EXERCISE TASK: Reproduce exactly the lines from the one containing "Give me the" through the end of the listing, minus the pictures.

------ RECORDS SUPPLIED ------

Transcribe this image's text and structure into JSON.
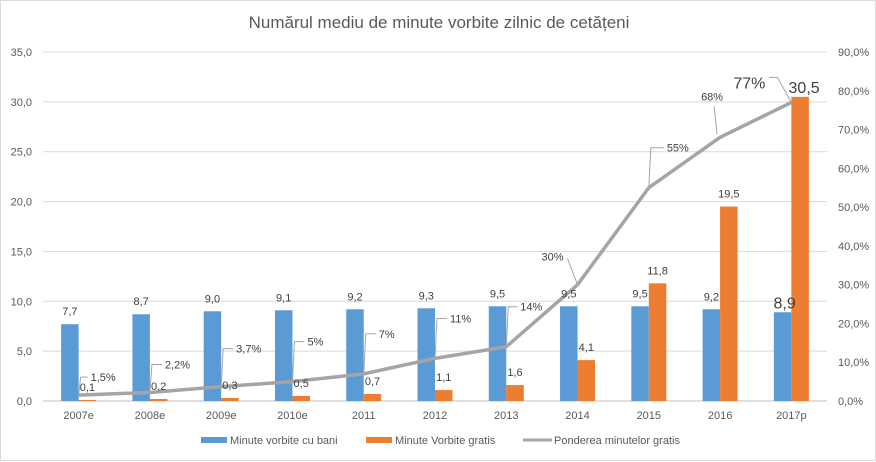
{
  "chart_data": {
    "type": "bar",
    "title": "Numărul mediu de minute vorbite zilnic de cetățeni",
    "categories": [
      "2007e",
      "2008e",
      "2009e",
      "2010e",
      "2011",
      "2012",
      "2013",
      "2014",
      "2015",
      "2016",
      "2017p"
    ],
    "series": [
      {
        "name": "Minute vorbite cu bani",
        "type": "bar",
        "axis": "left",
        "color": "#5b9bd5",
        "values": [
          7.7,
          8.7,
          9.0,
          9.1,
          9.2,
          9.3,
          9.5,
          9.5,
          9.5,
          9.2,
          8.9
        ],
        "labels": [
          "7,7",
          "8,7",
          "9,0",
          "9,1",
          "9,2",
          "9,3",
          "9,5",
          "9,5",
          "9,5",
          "9,2",
          "8,9"
        ]
      },
      {
        "name": "Minute Vorbite gratis",
        "type": "bar",
        "axis": "left",
        "color": "#ed7d31",
        "values": [
          0.1,
          0.2,
          0.3,
          0.5,
          0.7,
          1.1,
          1.6,
          4.1,
          11.8,
          19.5,
          30.5
        ],
        "labels": [
          "0,1",
          "0,2",
          "0,3",
          "0,5",
          "0,7",
          "1,1",
          "1,6",
          "4,1",
          "11,8",
          "19,5",
          "30,5"
        ]
      },
      {
        "name": "Ponderea minutelor gratis",
        "type": "line",
        "axis": "right",
        "color": "#a5a5a5",
        "values": [
          1.5,
          2.2,
          3.7,
          5,
          7,
          11,
          14,
          30,
          55,
          68,
          77
        ],
        "labels": [
          "1,5%",
          "2,2%",
          "3,7%",
          "5%",
          "7%",
          "11%",
          "14%",
          "30%",
          "55%",
          "68%",
          "77%"
        ]
      }
    ],
    "y_left": {
      "range": [
        0,
        35
      ],
      "ticks": [
        "0,0",
        "5,0",
        "10,0",
        "15,0",
        "20,0",
        "25,0",
        "30,0",
        "35,0"
      ]
    },
    "y_right": {
      "range": [
        0,
        90
      ],
      "ticks": [
        "0,0%",
        "10,0%",
        "20,0%",
        "30,0%",
        "40,0%",
        "50,0%",
        "60,0%",
        "70,0%",
        "80,0%",
        "90,0%"
      ]
    },
    "grid": true,
    "legend_position": "bottom",
    "legend": [
      "Minute vorbite cu bani",
      "Minute Vorbite gratis",
      "Ponderea minutelor gratis"
    ]
  }
}
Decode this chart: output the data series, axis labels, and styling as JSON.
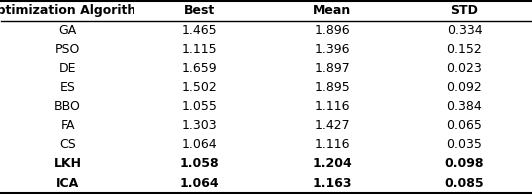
{
  "columns": [
    "Optimization Algorithm",
    "Best",
    "Mean",
    "STD"
  ],
  "rows": [
    [
      "GA",
      "1.465",
      "1.896",
      "0.334"
    ],
    [
      "PSO",
      "1.115",
      "1.396",
      "0.152"
    ],
    [
      "DE",
      "1.659",
      "1.897",
      "0.023"
    ],
    [
      "ES",
      "1.502",
      "1.895",
      "0.092"
    ],
    [
      "BBO",
      "1.055",
      "1.116",
      "0.384"
    ],
    [
      "FA",
      "1.303",
      "1.427",
      "0.065"
    ],
    [
      "CS",
      "1.064",
      "1.116",
      "0.035"
    ],
    [
      "LKH",
      "1.058",
      "1.204",
      "0.098"
    ],
    [
      "ICA",
      "1.064",
      "1.163",
      "0.085"
    ]
  ],
  "bold_rows": [
    "LKH",
    "ICA"
  ],
  "header_fontsize": 9,
  "cell_fontsize": 9,
  "background_color": "#ffffff",
  "figsize": [
    5.32,
    1.94
  ],
  "dpi": 100
}
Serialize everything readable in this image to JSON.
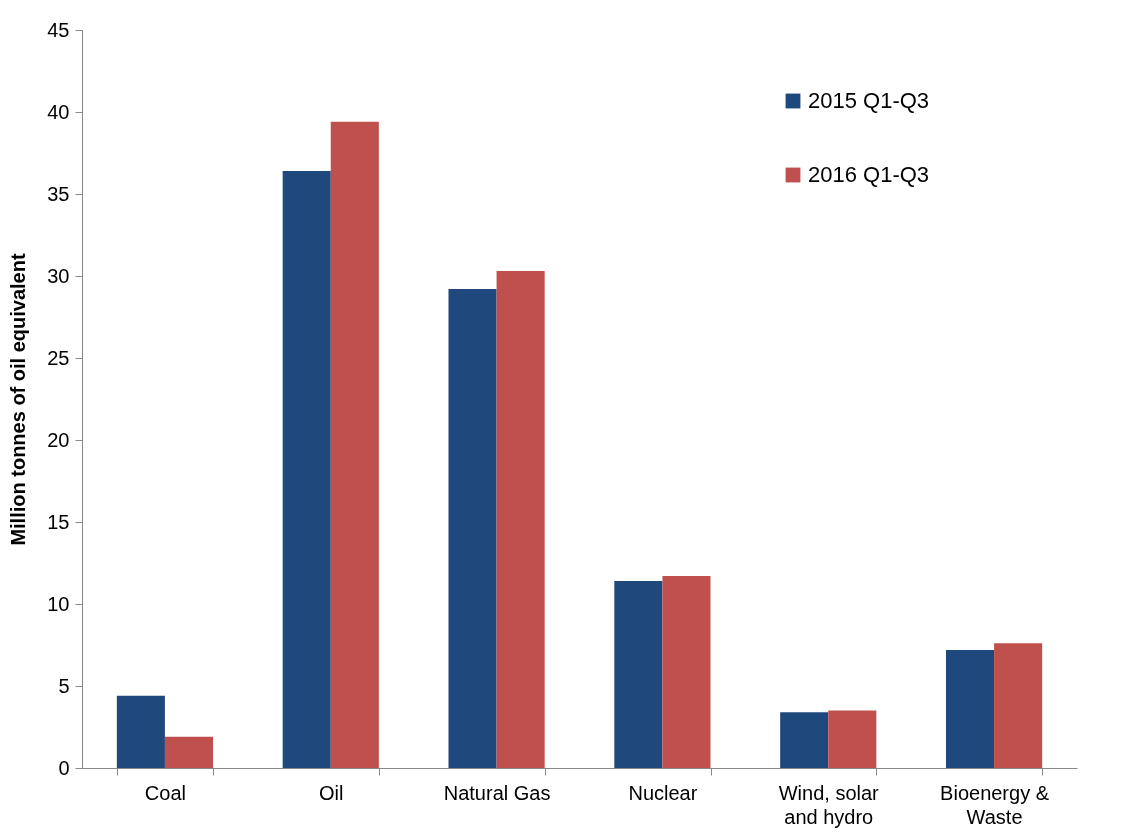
{
  "chart_data": {
    "type": "bar",
    "ylabel": "Million tonnes of oil equivalent",
    "categories": [
      "Coal",
      "Oil",
      "Natural Gas",
      "Nuclear",
      "Wind, solar and hydro",
      "Bioenergy & Waste"
    ],
    "series": [
      {
        "name": "2015 Q1-Q3",
        "color": "#1f497d",
        "values": [
          4.4,
          36.4,
          29.2,
          11.4,
          3.4,
          7.2
        ]
      },
      {
        "name": "2016 Q1-Q3",
        "color": "#c0504d",
        "values": [
          1.9,
          39.4,
          30.3,
          11.7,
          3.5,
          7.6
        ]
      }
    ],
    "ylim": [
      0,
      45
    ],
    "yticks": [
      0,
      5,
      10,
      15,
      20,
      25,
      30,
      35,
      40,
      45
    ],
    "grid": false,
    "legend": "top right"
  }
}
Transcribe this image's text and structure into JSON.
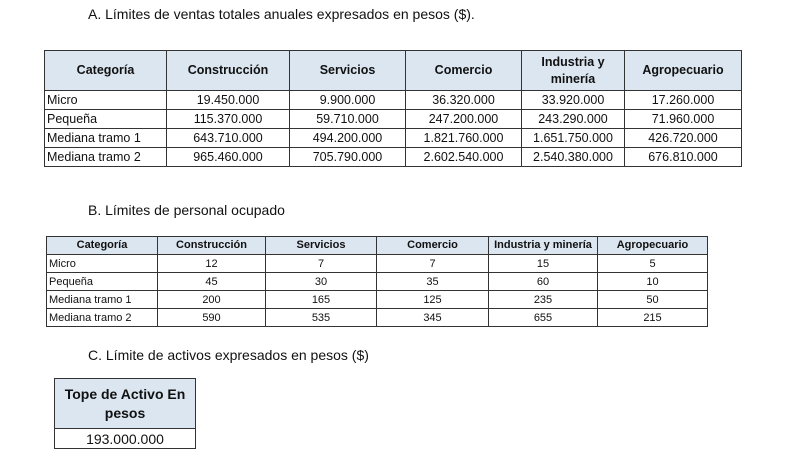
{
  "sections": [
    {
      "title": "A. Límites de ventas totales anuales expresados en pesos ($).",
      "table": {
        "header": [
          "Categoría",
          "Construcción",
          "Servicios",
          "Comercio",
          "Industria y minería",
          "Agropecuario"
        ],
        "rows": [
          [
            "Micro",
            "19.450.000",
            "9.900.000",
            "36.320.000",
            "33.920.000",
            "17.260.000"
          ],
          [
            "Pequeña",
            "115.370.000",
            "59.710.000",
            "247.200.000",
            "243.290.000",
            "71.960.000"
          ],
          [
            "Mediana tramo 1",
            "643.710.000",
            "494.200.000",
            "1.821.760.000",
            "1.651.750.000",
            "426.720.000"
          ],
          [
            "Mediana tramo 2",
            "965.460.000",
            "705.790.000",
            "2.602.540.000",
            "2.540.380.000",
            "676.810.000"
          ]
        ]
      }
    },
    {
      "title": "B. Límites de personal ocupado",
      "table": {
        "header": [
          "Categoría",
          "Construcción",
          "Servicios",
          "Comercio",
          "Industria y minería",
          "Agropecuario"
        ],
        "rows": [
          [
            "Micro",
            "12",
            "7",
            "7",
            "15",
            "5"
          ],
          [
            "Pequeña",
            "45",
            "30",
            "35",
            "60",
            "10"
          ],
          [
            "Mediana tramo 1",
            "200",
            "165",
            "125",
            "235",
            "50"
          ],
          [
            "Mediana tramo 2",
            "590",
            "535",
            "345",
            "655",
            "215"
          ]
        ]
      }
    },
    {
      "title": "C. Límite de activos expresados en pesos ($)",
      "table": {
        "header": [
          "Tope de Activo En pesos"
        ],
        "rows": [
          [
            "193.000.000"
          ]
        ]
      }
    }
  ]
}
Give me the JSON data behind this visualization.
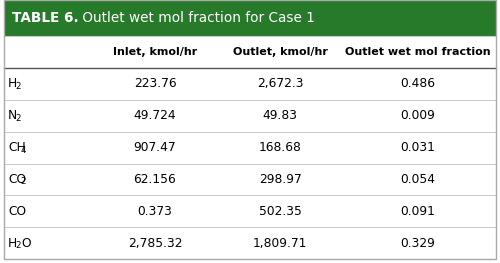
{
  "title_bold": "TABLE 6.",
  "title_rest": " Outlet wet mol fraction for Case 1",
  "header_bg": "#277a2a",
  "header_text_color": "#ffffff",
  "table_bg": "#ffffff",
  "col_headers": [
    "Inlet, kmol/hr",
    "Outlet, kmol/hr",
    "Outlet wet mol fraction"
  ],
  "inlet": [
    "223.76",
    "49.724",
    "907.47",
    "62.156",
    "0.373",
    "2,785.32"
  ],
  "outlet": [
    "2,672.3",
    "49.83",
    "168.68",
    "298.97",
    "502.35",
    "1,809.71"
  ],
  "wet_mol_fraction": [
    "0.486",
    "0.009",
    "0.031",
    "0.054",
    "0.091",
    "0.329"
  ],
  "line_color": "#c8c8c8",
  "header_line_color": "#555555",
  "row_labels_base": [
    "H",
    "N",
    "CH",
    "CO",
    "CO",
    "H"
  ],
  "row_labels_sub": [
    "2",
    "2",
    "4",
    "2",
    "",
    "2"
  ],
  "row_labels_post": [
    "",
    "",
    "",
    "",
    "",
    "O"
  ]
}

------

FINAL RESULT:
Give me the JSON data behind this visualization.
{
  "title_bold": "TABLE 6.",
  "title_rest": " Outlet wet mol fraction for Case 1",
  "header_bg": "#277a2a",
  "header_text_color": "#ffffff",
  "table_bg": "#ffffff",
  "col_headers": [
    "Inlet, kmol/hr",
    "Outlet, kmol/hr",
    "Outlet wet mol fraction"
  ],
  "inlet": [
    "223.76",
    "49.724",
    "907.47",
    "62.156",
    "0.373",
    "2,785.32"
  ],
  "outlet": [
    "2,672.3",
    "49.83",
    "168.68",
    "298.97",
    "502.35",
    "1,809.71"
  ],
  "wet_mol_fraction": [
    "0.486",
    "0.009",
    "0.031",
    "0.054",
    "0.091",
    "0.329"
  ],
  "line_color": "#c8c8c8",
  "header_line_color": "#555555",
  "row_labels_base": [
    "H",
    "N",
    "CH",
    "CO",
    "CO",
    "H"
  ],
  "row_labels_sub": [
    "2",
    "2",
    "4",
    "2",
    "",
    "2"
  ],
  "row_labels_post": [
    "",
    "",
    "",
    "",
    "",
    "O"
  ]
}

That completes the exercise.